— start of PROVIDED MATERIAL —

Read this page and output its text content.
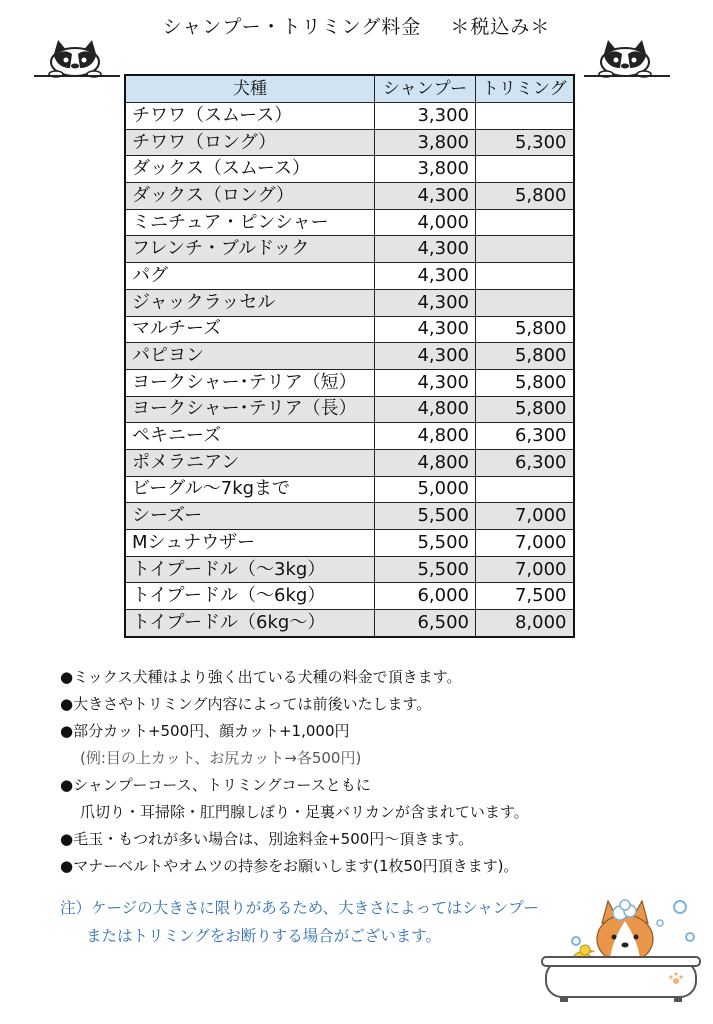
シャンプー・トリミング料金 ＊税込み＊
犬種	シャンプー	トリミング
チワワ（スムース）	3,300	
チワワ（ロング）	3,800	5,300
ダックス（スムース）	3,800	
ダックス（ロング）	4,300	5,800
ミニチュア・ピンシャー	4,000	
フレンチ・ブルドック	4,300	
パグ	4,300	
ジャックラッセル	4,300	
マルチーズ	4,300	5,800
パピヨン	4,300	5,800
ヨークシャー･テリア（短）	4,300	5,800
ヨークシャー･テリア（長）	4,800	5,800
ペキニーズ	4,800	6,300
ポメラニアン	4,800	6,300
ビーグル～7kgまで	5,000	
シーズー	5,500	7,000
Mシュナウザー	5,500	7,000
トイプードル（～3kg）	5,500	7,000
トイプードル（～6kg）	6,000	7,500
トイプードル（6kg～）	6,500	8,000
●ミックス犬種はより強く出ている犬種の料金で頂きます。
●大きさやトリミング内容によっては前後いたします。
●部分カット+500円、顔カット+1,000円
(例:目の上カット、お尻カット→各500円)
●シャンプーコース、トリミングコースともに
爪切り・耳掃除・肛門腺しぼり・足裏バリカンが含まれています。
●毛玉・もつれが多い場合は、別途料金+500円～頂きます。
●マナーベルトやオムツの持参をお願いします(1枚50円頂きます)。
注）ケージの大きさに限りがあるため、大きさによってはシャンプー
またはトリミングをお断りする場合がございます。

— end of PROVIDED MATERIAL —

#### [REQUEST]
Your task is to return the entries above exactly, with no pictures.

#### [PROBLEM SOLUTION]
Read this page and output its text content.
シャンプー・トリミング料金 ＊税込み＊
犬種	シャンプー	トリミング
チワワ（スムース）	3,300	
チワワ（ロング）	3,800	5,300
ダックス（スムース）	3,800	
ダックス（ロング）	4,300	5,800
ミニチュア・ピンシャー	4,000	
フレンチ・ブルドック	4,300	
パグ	4,300	
ジャックラッセル	4,300	
マルチーズ	4,300	5,800
パピヨン	4,300	5,800
ヨークシャー･テリア（短）	4,300	5,800
ヨークシャー･テリア（長）	4,800	5,800
ペキニーズ	4,800	6,300
ポメラニアン	4,800	6,300
ビーグル～7kgまで	5,000	
シーズー	5,500	7,000
Mシュナウザー	5,500	7,000
トイプードル（～3kg）	5,500	7,000
トイプードル（～6kg）	6,000	7,500
トイプードル（6kg～）	6,500	8,000
●ミックス犬種はより強く出ている犬種の料金で頂きます。
●大きさやトリミング内容によっては前後いたします。
●部分カット+500円、顔カット+1,000円
(例:目の上カット、お尻カット→各500円)
●シャンプーコース、トリミングコースともに
爪切り・耳掃除・肛門腺しぼり・足裏バリカンが含まれています。
●毛玉・もつれが多い場合は、別途料金+500円～頂きます。
●マナーベルトやオムツの持参をお願いします(1枚50円頂きます)。
注）ケージの大きさに限りがあるため、大きさによってはシャンプー
またはトリミングをお断りする場合がございます。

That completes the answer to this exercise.